◆ **Written request**
Your task is to copy the listing exactly. Drop any pictures from the copy.

──────────────────────────────

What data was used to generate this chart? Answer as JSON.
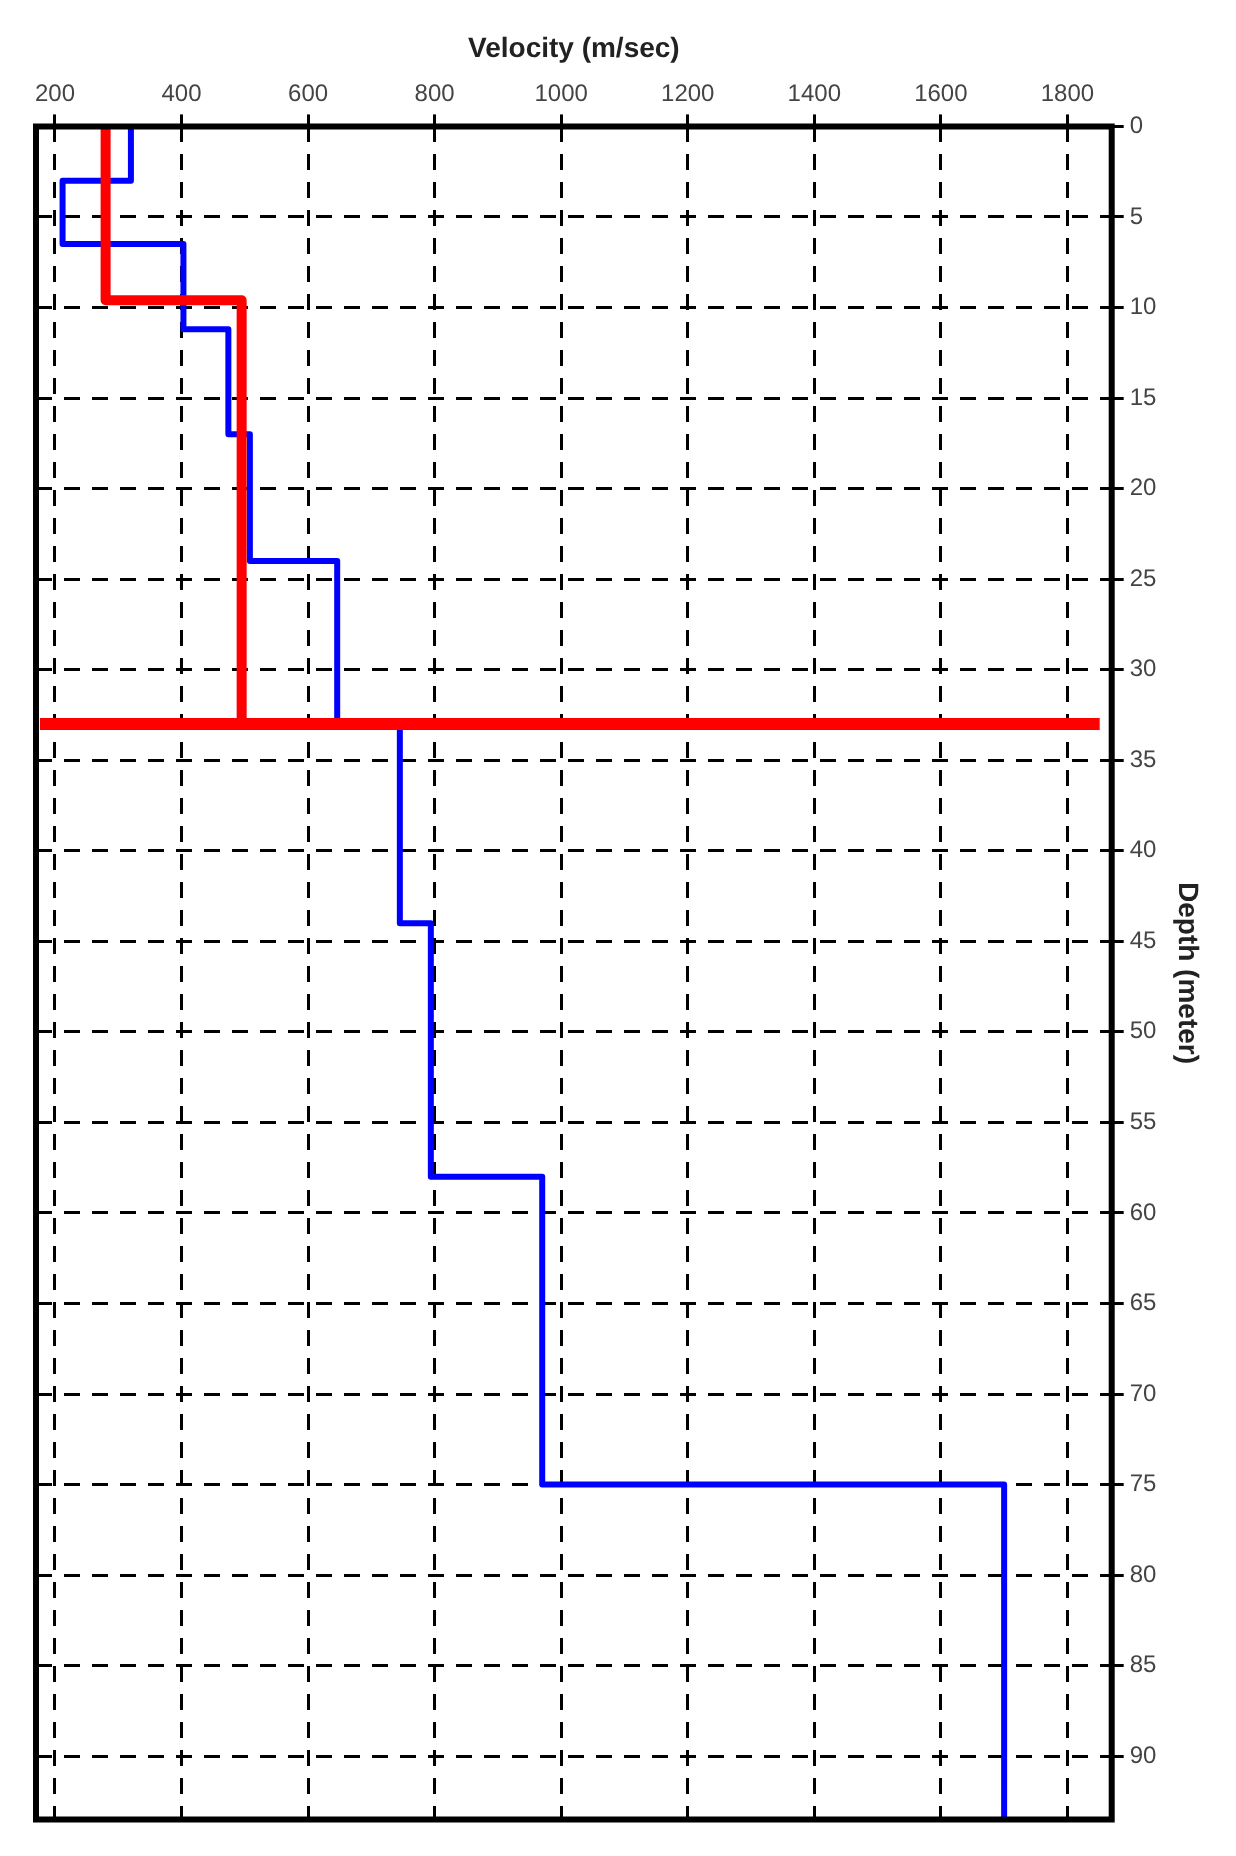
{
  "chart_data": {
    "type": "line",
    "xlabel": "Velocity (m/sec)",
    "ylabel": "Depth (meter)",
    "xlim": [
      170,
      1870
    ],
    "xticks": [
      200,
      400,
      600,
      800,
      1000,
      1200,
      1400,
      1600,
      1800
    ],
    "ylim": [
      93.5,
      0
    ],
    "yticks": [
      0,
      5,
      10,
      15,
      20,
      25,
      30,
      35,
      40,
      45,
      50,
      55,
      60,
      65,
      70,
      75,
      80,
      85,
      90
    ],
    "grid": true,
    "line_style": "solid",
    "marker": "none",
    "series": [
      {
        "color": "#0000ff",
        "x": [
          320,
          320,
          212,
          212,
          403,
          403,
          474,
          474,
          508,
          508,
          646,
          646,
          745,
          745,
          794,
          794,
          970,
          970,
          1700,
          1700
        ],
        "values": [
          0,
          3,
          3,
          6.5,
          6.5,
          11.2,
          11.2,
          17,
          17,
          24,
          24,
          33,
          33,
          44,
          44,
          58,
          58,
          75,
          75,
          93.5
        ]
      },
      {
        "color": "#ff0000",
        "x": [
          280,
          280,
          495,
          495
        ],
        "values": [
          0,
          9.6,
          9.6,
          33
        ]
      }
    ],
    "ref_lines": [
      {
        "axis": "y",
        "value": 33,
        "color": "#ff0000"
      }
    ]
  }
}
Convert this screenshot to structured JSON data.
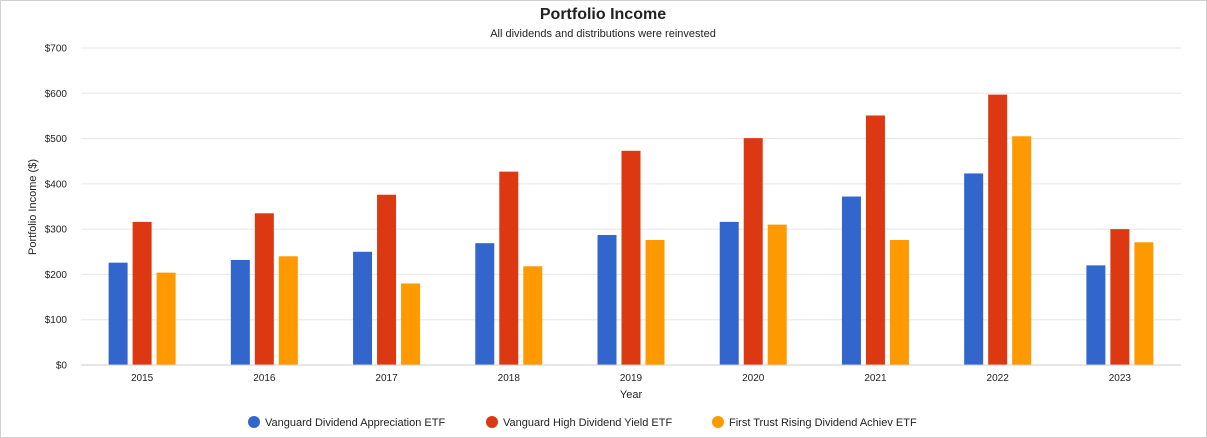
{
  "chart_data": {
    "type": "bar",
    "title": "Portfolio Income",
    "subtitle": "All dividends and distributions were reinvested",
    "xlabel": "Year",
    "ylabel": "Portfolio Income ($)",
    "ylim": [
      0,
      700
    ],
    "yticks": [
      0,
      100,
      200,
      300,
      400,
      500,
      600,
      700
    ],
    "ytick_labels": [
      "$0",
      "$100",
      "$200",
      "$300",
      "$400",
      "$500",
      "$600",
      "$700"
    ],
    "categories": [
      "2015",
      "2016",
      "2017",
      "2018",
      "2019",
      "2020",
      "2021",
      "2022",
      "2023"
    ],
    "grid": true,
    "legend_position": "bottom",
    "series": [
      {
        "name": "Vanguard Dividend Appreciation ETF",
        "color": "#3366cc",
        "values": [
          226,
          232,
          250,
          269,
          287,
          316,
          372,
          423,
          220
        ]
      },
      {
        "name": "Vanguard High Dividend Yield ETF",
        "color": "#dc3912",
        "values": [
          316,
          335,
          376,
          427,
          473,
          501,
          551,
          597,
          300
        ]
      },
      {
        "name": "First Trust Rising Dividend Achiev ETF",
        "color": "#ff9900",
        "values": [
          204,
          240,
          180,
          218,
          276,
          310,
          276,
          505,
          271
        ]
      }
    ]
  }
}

──────────────────────────────

◆ **The result**
What data was used to generate this chart? Answer as JSON.
{
  "chart_data": {
    "type": "line",
    "xlabel": "Velocity (m/sec)",
    "ylabel": "Depth (meter)",
    "xlim": [
      170,
      1870
    ],
    "xticks": [
      200,
      400,
      600,
      800,
      1000,
      1200,
      1400,
      1600,
      1800
    ],
    "ylim": [
      93.5,
      0
    ],
    "yticks": [
      0,
      5,
      10,
      15,
      20,
      25,
      30,
      35,
      40,
      45,
      50,
      55,
      60,
      65,
      70,
      75,
      80,
      85,
      90
    ],
    "grid": true,
    "line_style": "solid",
    "marker": "none",
    "series": [
      {
        "color": "#0000ff",
        "x": [
          320,
          320,
          212,
          212,
          403,
          403,
          474,
          474,
          508,
          508,
          646,
          646,
          745,
          745,
          794,
          794,
          970,
          970,
          1700,
          1700
        ],
        "values": [
          0,
          3,
          3,
          6.5,
          6.5,
          11.2,
          11.2,
          17,
          17,
          24,
          24,
          33,
          33,
          44,
          44,
          58,
          58,
          75,
          75,
          93.5
        ]
      },
      {
        "color": "#ff0000",
        "x": [
          280,
          280,
          495,
          495
        ],
        "values": [
          0,
          9.6,
          9.6,
          33
        ]
      }
    ],
    "ref_lines": [
      {
        "axis": "y",
        "value": 33,
        "color": "#ff0000"
      }
    ]
  }
}
Convert this screenshot to structured JSON data.
{
  "chart_data": {
    "type": "bar",
    "title": "Portfolio Income",
    "subtitle": "All dividends and distributions were reinvested",
    "xlabel": "Year",
    "ylabel": "Portfolio Income ($)",
    "ylim": [
      0,
      700
    ],
    "yticks": [
      0,
      100,
      200,
      300,
      400,
      500,
      600,
      700
    ],
    "ytick_labels": [
      "$0",
      "$100",
      "$200",
      "$300",
      "$400",
      "$500",
      "$600",
      "$700"
    ],
    "categories": [
      "2015",
      "2016",
      "2017",
      "2018",
      "2019",
      "2020",
      "2021",
      "2022",
      "2023"
    ],
    "grid": true,
    "legend_position": "bottom",
    "series": [
      {
        "name": "Vanguard Dividend Appreciation ETF",
        "color": "#3366cc",
        "values": [
          226,
          232,
          250,
          269,
          287,
          316,
          372,
          423,
          220
        ]
      },
      {
        "name": "Vanguard High Dividend Yield ETF",
        "color": "#dc3912",
        "values": [
          316,
          335,
          376,
          427,
          473,
          501,
          551,
          597,
          300
        ]
      },
      {
        "name": "First Trust Rising Dividend Achiev ETF",
        "color": "#ff9900",
        "values": [
          204,
          240,
          180,
          218,
          276,
          310,
          276,
          505,
          271
        ]
      }
    ]
  }
}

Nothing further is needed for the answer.